> WORK TO DO
Provide a single number: the count of lines containing the string "Columns".

> DATA PROVIDED
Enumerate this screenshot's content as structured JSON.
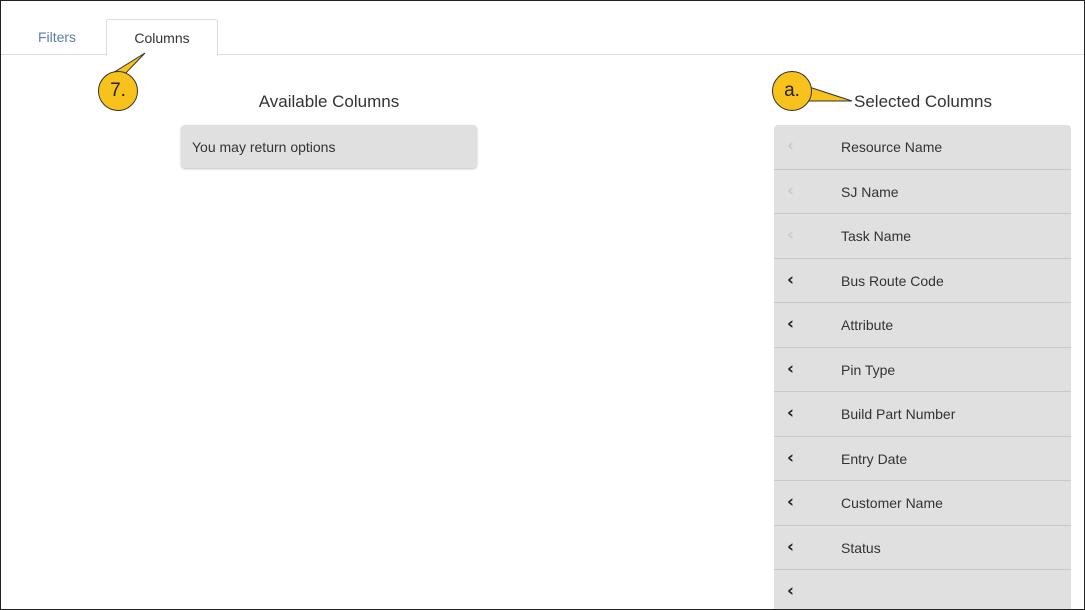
{
  "tabs": [
    {
      "label": "Filters"
    },
    {
      "label": "Columns"
    }
  ],
  "callouts": {
    "step": "7.",
    "sub": "a."
  },
  "available": {
    "title": "Available Columns",
    "empty_text": "You may return options"
  },
  "selected": {
    "title": "Selected Columns",
    "items": [
      {
        "label": "Resource Name",
        "movable": false
      },
      {
        "label": "SJ Name",
        "movable": false
      },
      {
        "label": "Task Name",
        "movable": false
      },
      {
        "label": "Bus Route Code",
        "movable": true
      },
      {
        "label": "Attribute",
        "movable": true
      },
      {
        "label": "Pin Type",
        "movable": true
      },
      {
        "label": "Build Part Number",
        "movable": true
      },
      {
        "label": "Entry Date",
        "movable": true
      },
      {
        "label": "Customer Name",
        "movable": true
      },
      {
        "label": "Status",
        "movable": true
      },
      {
        "label": "",
        "movable": true
      }
    ]
  },
  "colors": {
    "callout": "#f7c21b",
    "tab_inactive": "#5a7fa8",
    "row_bg": "#e0e0e0"
  },
  "icons": {
    "row_move": "chevron-left-icon"
  }
}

> TASK SOLUTION
3